### Problem details
Every line containing the word "cuisses" needs to be found and copied.

### Records for this exercise
★ ★ ★ ★ ★

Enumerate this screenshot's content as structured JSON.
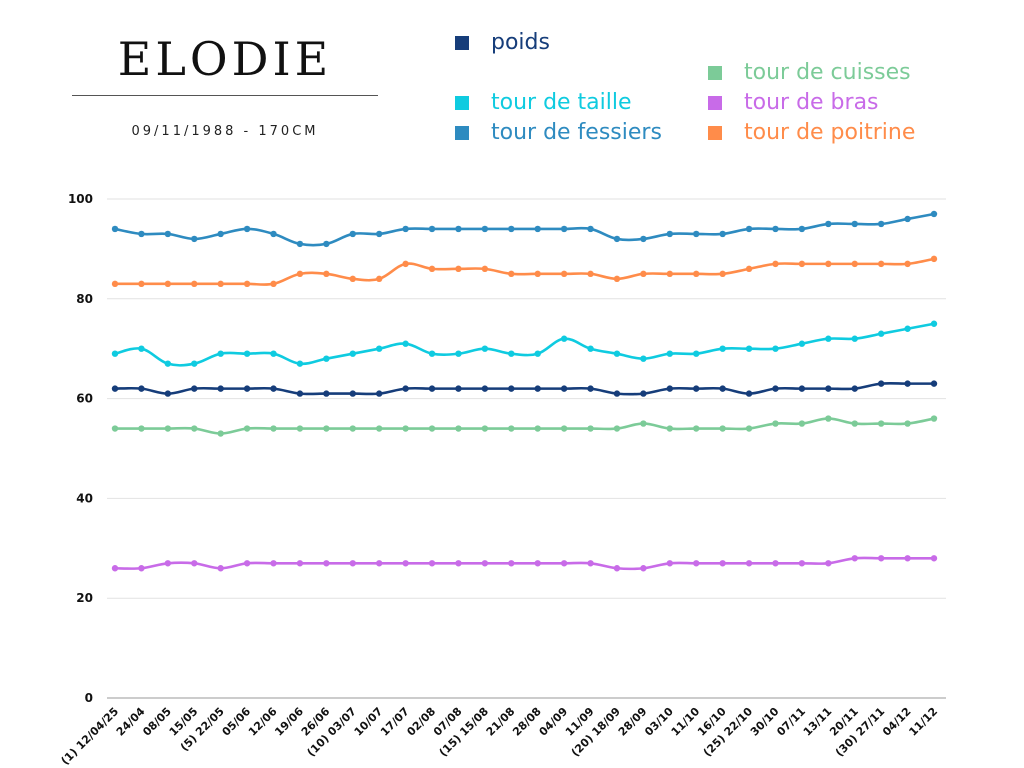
{
  "header": {
    "title": "ELODIE",
    "subtitle": "09/11/1988 - 170CM"
  },
  "legend": [
    {
      "key": "poids",
      "label": "poids",
      "color": "#163d7a"
    },
    {
      "key": "cuisses",
      "label": "tour de cuisses",
      "color": "#7ccb98"
    },
    {
      "key": "taille",
      "label": "tour de taille",
      "color": "#0fcbe0"
    },
    {
      "key": "bras",
      "label": "tour de bras",
      "color": "#c86be8"
    },
    {
      "key": "fessiers",
      "label": "tour de fessiers",
      "color": "#2e8bc0"
    },
    {
      "key": "poitrine",
      "label": "tour de poitrine",
      "color": "#ff8c4a"
    }
  ],
  "chart_data": {
    "type": "line",
    "title": "ELODIE",
    "subtitle": "09/11/1988 - 170CM",
    "xlabel": "",
    "ylabel": "",
    "ylim": [
      0,
      100
    ],
    "yticks": [
      0,
      20,
      40,
      60,
      80,
      100
    ],
    "grid": true,
    "legend_position": "top-right",
    "x": [
      "(1) 12/04/25",
      "24/04",
      "08/05",
      "15/05",
      "(5) 22/05",
      "05/06",
      "12/06",
      "19/06",
      "26/06",
      "(10) 03/07",
      "10/07",
      "17/07",
      "02/08",
      "07/08",
      "(15) 15/08",
      "21/08",
      "28/08",
      "04/09",
      "11/09",
      "(20) 18/09",
      "28/09",
      "03/10",
      "11/10",
      "16/10",
      "(25) 22/10",
      "30/10",
      "07/11",
      "13/11",
      "20/11",
      "(30) 27/11",
      "04/12",
      "11/12"
    ],
    "series": [
      {
        "name": "tour de fessiers",
        "color": "#2e8bc0",
        "values": [
          94,
          93,
          93,
          92,
          93,
          94,
          93,
          91,
          91,
          93,
          93,
          94,
          94,
          94,
          94,
          94,
          94,
          94,
          94,
          92,
          92,
          93,
          93,
          93,
          94,
          94,
          94,
          95,
          95,
          95,
          96,
          97
        ]
      },
      {
        "name": "tour de poitrine",
        "color": "#ff8c4a",
        "values": [
          83,
          83,
          83,
          83,
          83,
          83,
          83,
          85,
          85,
          84,
          84,
          87,
          86,
          86,
          86,
          85,
          85,
          85,
          85,
          84,
          85,
          85,
          85,
          85,
          86,
          87,
          87,
          87,
          87,
          87,
          87,
          88
        ]
      },
      {
        "name": "tour de taille",
        "color": "#0fcbe0",
        "values": [
          69,
          70,
          67,
          67,
          69,
          69,
          69,
          67,
          68,
          69,
          70,
          71,
          69,
          69,
          70,
          69,
          69,
          72,
          70,
          69,
          68,
          69,
          69,
          70,
          70,
          70,
          71,
          72,
          72,
          73,
          74,
          75
        ]
      },
      {
        "name": "poids",
        "color": "#163d7a",
        "values": [
          62,
          62,
          61,
          62,
          62,
          62,
          62,
          61,
          61,
          61,
          61,
          62,
          62,
          62,
          62,
          62,
          62,
          62,
          62,
          61,
          61,
          62,
          62,
          62,
          61,
          62,
          62,
          62,
          62,
          63,
          63,
          63
        ]
      },
      {
        "name": "tour de cuisses",
        "color": "#7ccb98",
        "values": [
          54,
          54,
          54,
          54,
          53,
          54,
          54,
          54,
          54,
          54,
          54,
          54,
          54,
          54,
          54,
          54,
          54,
          54,
          54,
          54,
          55,
          54,
          54,
          54,
          54,
          55,
          55,
          56,
          55,
          55,
          55,
          56
        ]
      },
      {
        "name": "tour de bras",
        "color": "#c86be8",
        "values": [
          26,
          26,
          27,
          27,
          26,
          27,
          27,
          27,
          27,
          27,
          27,
          27,
          27,
          27,
          27,
          27,
          27,
          27,
          27,
          26,
          26,
          27,
          27,
          27,
          27,
          27,
          27,
          27,
          28,
          28,
          28,
          28
        ]
      }
    ]
  }
}
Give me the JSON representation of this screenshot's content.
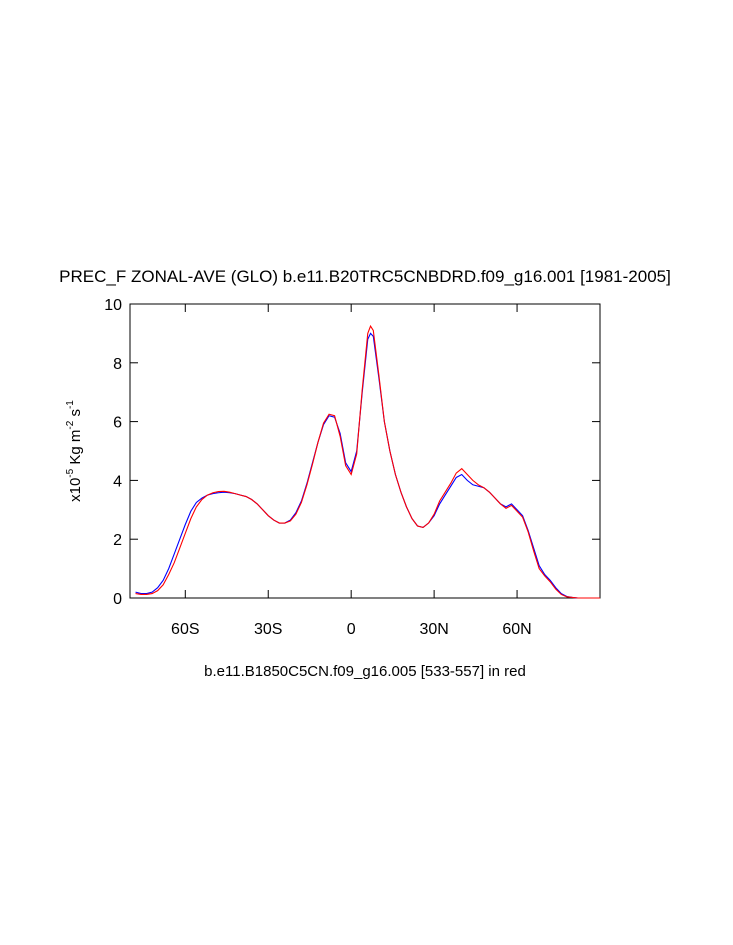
{
  "chart_data": {
    "type": "line",
    "title": "PREC_F ZONAL-AVE (GLO) b.e11.B20TRC5CNBDRD.f09_g16.001 [1981-2005]",
    "subtitle": "b.e11.B1850C5CN.f09_g16.005 [533-557] in red",
    "ylabel": [
      {
        "text": "x10",
        "superscript": false
      },
      {
        "text": "-5",
        "superscript": true
      },
      {
        "text": " Kg m",
        "superscript": false
      },
      {
        "text": "-2",
        "superscript": true
      },
      {
        "text": " s",
        "superscript": false
      },
      {
        "text": "-1",
        "superscript": true
      }
    ],
    "x": [
      -78,
      -76,
      -74,
      -72,
      -70,
      -68,
      -66,
      -64,
      -62,
      -60,
      -58,
      -56,
      -54,
      -52,
      -50,
      -48,
      -46,
      -44,
      -42,
      -40,
      -38,
      -36,
      -34,
      -32,
      -30,
      -28,
      -26,
      -24,
      -22,
      -20,
      -18,
      -16,
      -14,
      -12,
      -10,
      -8,
      -6,
      -4,
      -2,
      0,
      2,
      4,
      6,
      7,
      8,
      10,
      12,
      14,
      16,
      18,
      20,
      22,
      24,
      26,
      28,
      30,
      32,
      34,
      36,
      38,
      40,
      42,
      44,
      46,
      48,
      50,
      52,
      54,
      56,
      58,
      60,
      62,
      64,
      66,
      68,
      70,
      72,
      74,
      76,
      78,
      80,
      82,
      86,
      90
    ],
    "series": [
      {
        "color": "#0000ff",
        "values": [
          0.2,
          0.15,
          0.15,
          0.2,
          0.35,
          0.6,
          1.0,
          1.5,
          2.0,
          2.5,
          2.95,
          3.25,
          3.4,
          3.5,
          3.55,
          3.58,
          3.6,
          3.58,
          3.55,
          3.5,
          3.45,
          3.35,
          3.2,
          3.0,
          2.8,
          2.65,
          2.55,
          2.55,
          2.65,
          2.9,
          3.3,
          3.9,
          4.6,
          5.3,
          5.9,
          6.2,
          6.15,
          5.6,
          4.6,
          4.3,
          5.0,
          7.0,
          8.8,
          9.0,
          8.9,
          7.5,
          6.0,
          5.0,
          4.2,
          3.6,
          3.1,
          2.7,
          2.45,
          2.4,
          2.55,
          2.8,
          3.2,
          3.5,
          3.8,
          4.1,
          4.2,
          4.0,
          3.85,
          3.8,
          3.75,
          3.6,
          3.4,
          3.2,
          3.1,
          3.2,
          3.0,
          2.8,
          2.3,
          1.7,
          1.1,
          0.8,
          0.6,
          0.35,
          0.15,
          0.05,
          0.02,
          0,
          0,
          0
        ]
      },
      {
        "color": "#ff0000",
        "values": [
          0.15,
          0.12,
          0.12,
          0.15,
          0.25,
          0.45,
          0.8,
          1.2,
          1.7,
          2.2,
          2.7,
          3.1,
          3.35,
          3.5,
          3.58,
          3.62,
          3.63,
          3.6,
          3.55,
          3.5,
          3.45,
          3.35,
          3.2,
          3.0,
          2.8,
          2.65,
          2.55,
          2.55,
          2.62,
          2.85,
          3.25,
          3.85,
          4.55,
          5.3,
          5.95,
          6.25,
          6.2,
          5.5,
          4.5,
          4.2,
          4.9,
          7.1,
          9.0,
          9.25,
          9.1,
          7.6,
          6.0,
          5.0,
          4.2,
          3.6,
          3.1,
          2.7,
          2.45,
          2.4,
          2.55,
          2.85,
          3.3,
          3.6,
          3.9,
          4.25,
          4.4,
          4.2,
          4.0,
          3.85,
          3.75,
          3.6,
          3.4,
          3.2,
          3.05,
          3.15,
          2.95,
          2.75,
          2.25,
          1.6,
          1.0,
          0.75,
          0.55,
          0.3,
          0.12,
          0.04,
          0.02,
          0,
          0,
          0
        ]
      }
    ],
    "xlim": [
      -80,
      90
    ],
    "xticks": [
      {
        "value": -60,
        "label": "60S"
      },
      {
        "value": -30,
        "label": "30S"
      },
      0,
      {
        "value": 30,
        "label": "30N"
      },
      {
        "value": 60,
        "label": "60N"
      }
    ],
    "ylim": [
      0,
      10
    ],
    "yticks": [
      0,
      2,
      4,
      6,
      8,
      10
    ],
    "grid": false
  }
}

★ ★ ★ ★ ★

### Answer below
      "key": "cuisses",
      "label": "tour de cuisses",
        "name": "tour de cuisses",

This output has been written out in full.